STATED EXERCISE >> Reproduce every entry below precisely. Pictures are excluded from the copy.

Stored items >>
===
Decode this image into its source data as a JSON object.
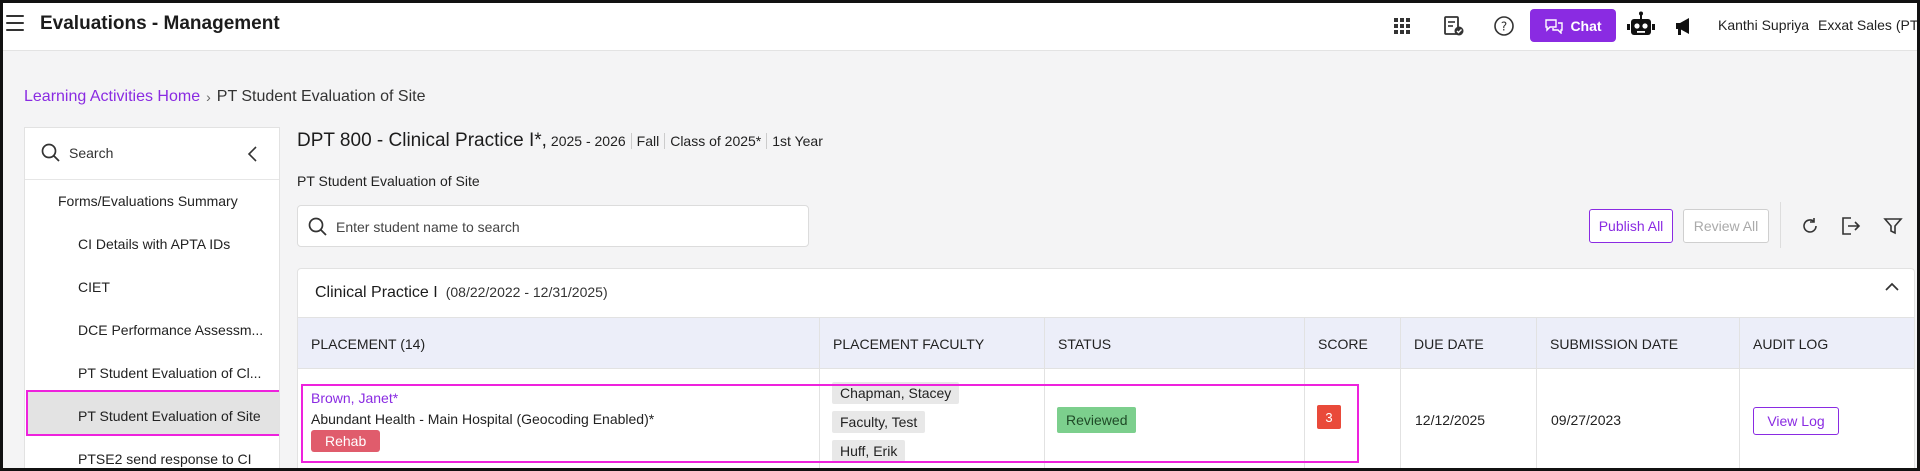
{
  "header": {
    "title": "Evaluations - Management",
    "chat_label": "Chat",
    "user_name": "Kanthi Supriya",
    "org_name": "Exxat Sales (PT)",
    "icons": [
      "menu-icon",
      "apps-grid-icon",
      "checklist-icon",
      "help-icon",
      "chat-bubble-icon",
      "robot-icon",
      "megaphone-icon"
    ]
  },
  "breadcrumb": {
    "home": "Learning Activities Home",
    "separator": "›",
    "current": "PT Student Evaluation of Site"
  },
  "sidebar": {
    "search_label": "Search",
    "items": [
      {
        "label": "Forms/Evaluations Summary"
      },
      {
        "label": "CI Details with APTA IDs"
      },
      {
        "label": "CIET"
      },
      {
        "label": "DCE Performance Assessm..."
      },
      {
        "label": "PT Student Evaluation of Cl..."
      },
      {
        "label": "PT Student Evaluation of Site",
        "active": true
      },
      {
        "label": "PTSE2 send response to CI"
      }
    ]
  },
  "course": {
    "name": "DPT 800 - Clinical Practice I*,",
    "year": "2025 - 2026",
    "term": "Fall",
    "class": "Class of 2025*",
    "level": "1st Year"
  },
  "page_subtitle": "PT Student Evaluation of Site",
  "student_search": {
    "placeholder": "Enter student name to search"
  },
  "actions": {
    "publish_all": "Publish All",
    "review_all": "Review All",
    "icons": [
      "refresh-icon",
      "export-icon",
      "filter-icon"
    ]
  },
  "section": {
    "name": "Clinical Practice I",
    "dates": "(08/22/2022 - 12/31/2025)"
  },
  "table": {
    "columns": [
      "PLACEMENT (14)",
      "PLACEMENT FACULTY",
      "STATUS",
      "SCORE",
      "DUE DATE",
      "SUBMISSION DATE",
      "AUDIT LOG"
    ],
    "rows": [
      {
        "student": "Brown, Janet*",
        "site": "Abundant Health - Main Hospital (Geocoding Enabled)*",
        "tag": "Rehab",
        "faculty": [
          "Chapman,  Stacey",
          "Faculty,  Test",
          "Huff,  Erik"
        ],
        "status": "Reviewed",
        "score": "3",
        "due_date": "12/12/2025",
        "submission_date": "09/27/2023",
        "audit_log": "View Log"
      }
    ]
  },
  "colors": {
    "accent": "#8a2be2",
    "highlight": "#ee22dd",
    "status_reviewed": "#7ccf8d",
    "score_bad": "#e94a3a",
    "tag_rehab": "#e05c6c"
  }
}
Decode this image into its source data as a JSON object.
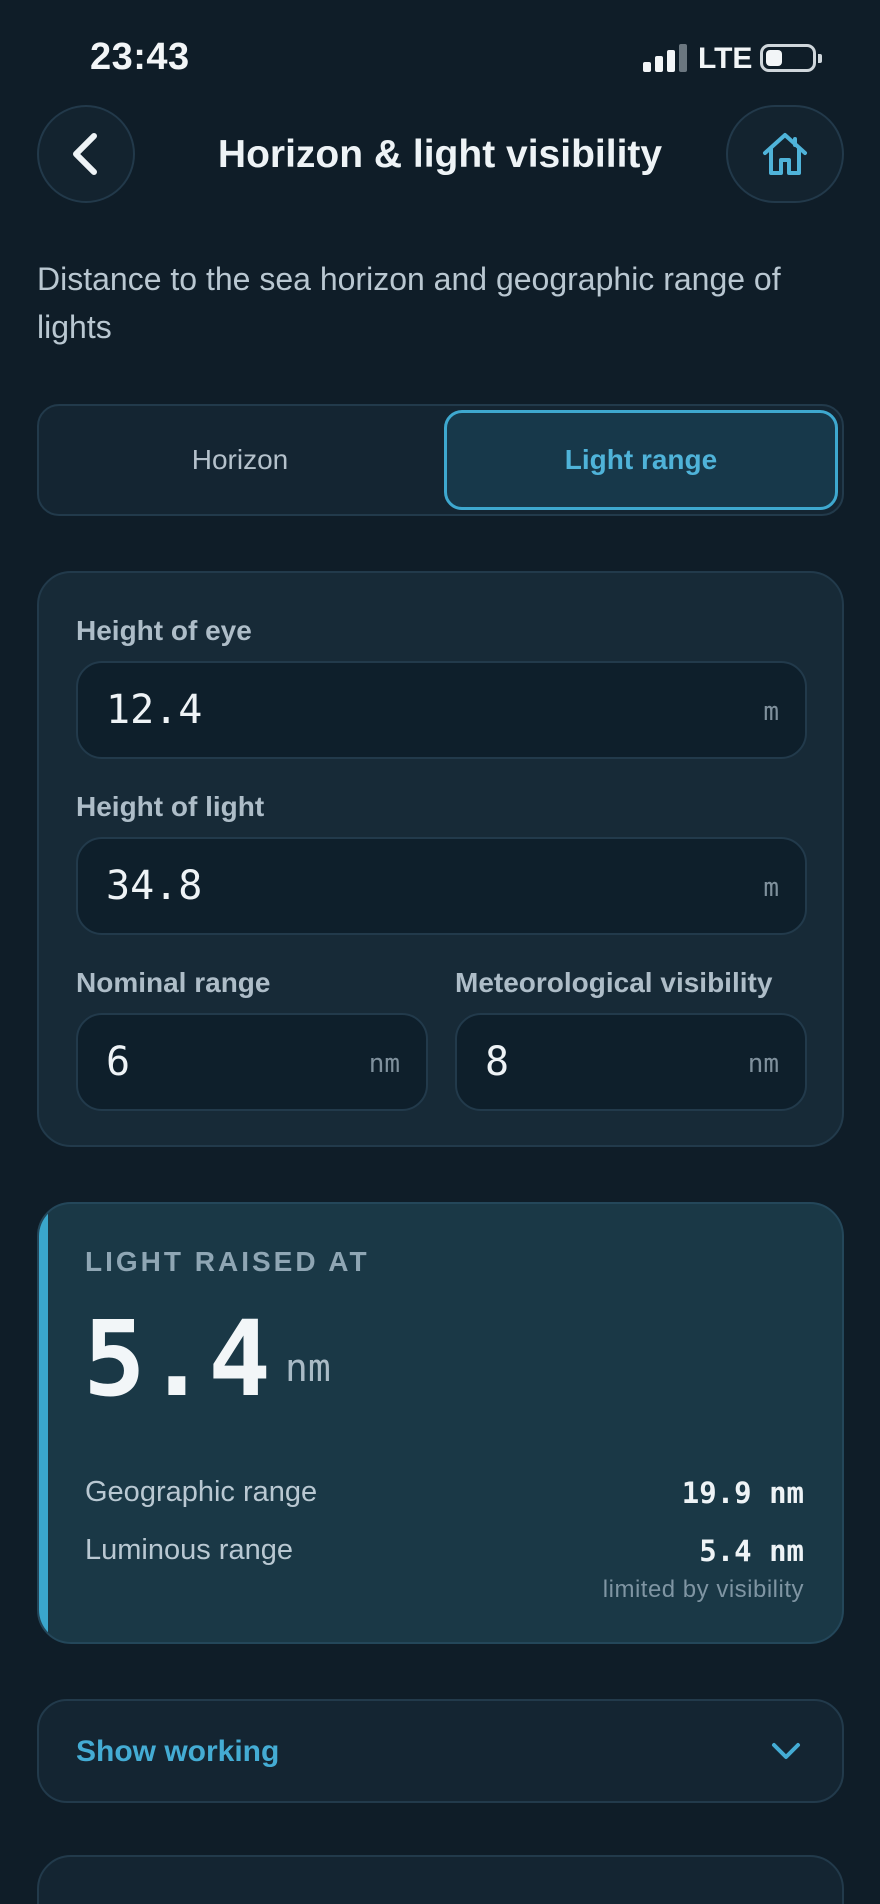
===
EXERCISE RESULT >>
Decode this image into its source data as a JSON object.
{
  "header": {
    "title": "Evaluations - Management",
    "chat_label": "Chat",
    "user_name": "Kanthi Supriya",
    "org_name": "Exxat Sales (PT)",
    "icons": [
      "menu-icon",
      "apps-grid-icon",
      "checklist-icon",
      "help-icon",
      "chat-bubble-icon",
      "robot-icon",
      "megaphone-icon"
    ]
  },
  "breadcrumb": {
    "home": "Learning Activities Home",
    "separator": "›",
    "current": "PT Student Evaluation of Site"
  },
  "sidebar": {
    "search_label": "Search",
    "items": [
      {
        "label": "Forms/Evaluations Summary"
      },
      {
        "label": "CI Details with APTA IDs"
      },
      {
        "label": "CIET"
      },
      {
        "label": "DCE Performance Assessm..."
      },
      {
        "label": "PT Student Evaluation of Cl..."
      },
      {
        "label": "PT Student Evaluation of Site",
        "active": true
      },
      {
        "label": "PTSE2 send response to CI"
      }
    ]
  },
  "course": {
    "name": "DPT 800 - Clinical Practice I*,",
    "year": "2025 - 2026",
    "term": "Fall",
    "class": "Class of 2025*",
    "level": "1st Year"
  },
  "page_subtitle": "PT Student Evaluation of Site",
  "student_search": {
    "placeholder": "Enter student name to search"
  },
  "actions": {
    "publish_all": "Publish All",
    "review_all": "Review All",
    "icons": [
      "refresh-icon",
      "export-icon",
      "filter-icon"
    ]
  },
  "section": {
    "name": "Clinical Practice I",
    "dates": "(08/22/2022 - 12/31/2025)"
  },
  "table": {
    "columns": [
      "PLACEMENT (14)",
      "PLACEMENT FACULTY",
      "STATUS",
      "SCORE",
      "DUE DATE",
      "SUBMISSION DATE",
      "AUDIT LOG"
    ],
    "rows": [
      {
        "student": "Brown, Janet*",
        "site": "Abundant Health - Main Hospital (Geocoding Enabled)*",
        "tag": "Rehab",
        "faculty": [
          "Chapman,  Stacey",
          "Faculty,  Test",
          "Huff,  Erik"
        ],
        "status": "Reviewed",
        "score": "3",
        "due_date": "12/12/2025",
        "submission_date": "09/27/2023",
        "audit_log": "View Log"
      }
    ]
  },
  "colors": {
    "accent": "#8a2be2",
    "highlight": "#ee22dd",
    "status_reviewed": "#7ccf8d",
    "score_bad": "#e94a3a",
    "tag_rehab": "#e05c6c"
  }
}
Decode this image into its source data as a JSON object.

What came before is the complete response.